**DATASET RECORDS**:
• • • • • • •

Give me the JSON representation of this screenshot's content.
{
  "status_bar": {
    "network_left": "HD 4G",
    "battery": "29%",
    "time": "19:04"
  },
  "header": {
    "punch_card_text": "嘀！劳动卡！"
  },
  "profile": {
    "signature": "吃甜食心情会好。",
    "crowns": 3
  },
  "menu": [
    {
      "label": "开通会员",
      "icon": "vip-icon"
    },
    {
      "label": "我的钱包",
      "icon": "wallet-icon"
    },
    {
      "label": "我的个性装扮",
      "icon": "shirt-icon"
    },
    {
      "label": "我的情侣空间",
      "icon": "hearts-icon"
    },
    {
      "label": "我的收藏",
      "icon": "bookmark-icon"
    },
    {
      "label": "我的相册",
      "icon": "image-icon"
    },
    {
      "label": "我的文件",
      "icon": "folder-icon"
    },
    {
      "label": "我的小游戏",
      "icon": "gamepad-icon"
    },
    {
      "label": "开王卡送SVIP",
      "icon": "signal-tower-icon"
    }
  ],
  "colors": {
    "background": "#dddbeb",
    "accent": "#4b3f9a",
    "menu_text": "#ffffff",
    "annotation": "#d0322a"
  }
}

• • • • • • •

Repeat the records above exactly as they appear.

Give me the JSON representation of this screenshot's content.
{
  "status_bar": {
    "network_left": "HD 4G",
    "battery": "29%",
    "time": "19:04"
  },
  "header": {
    "punch_card_text": "嘀！劳动卡！"
  },
  "profile": {
    "signature": "吃甜食心情会好。",
    "crowns": 3
  },
  "menu": [
    {
      "label": "开通会员",
      "icon": "vip-icon"
    },
    {
      "label": "我的钱包",
      "icon": "wallet-icon"
    },
    {
      "label": "我的个性装扮",
      "icon": "shirt-icon"
    },
    {
      "label": "我的情侣空间",
      "icon": "hearts-icon"
    },
    {
      "label": "我的收藏",
      "icon": "bookmark-icon"
    },
    {
      "label": "我的相册",
      "icon": "image-icon"
    },
    {
      "label": "我的文件",
      "icon": "folder-icon"
    },
    {
      "label": "我的小游戏",
      "icon": "gamepad-icon"
    },
    {
      "label": "开王卡送SVIP",
      "icon": "signal-tower-icon"
    }
  ],
  "colors": {
    "background": "#dddbeb",
    "accent": "#4b3f9a",
    "menu_text": "#ffffff",
    "annotation": "#d0322a"
  }
}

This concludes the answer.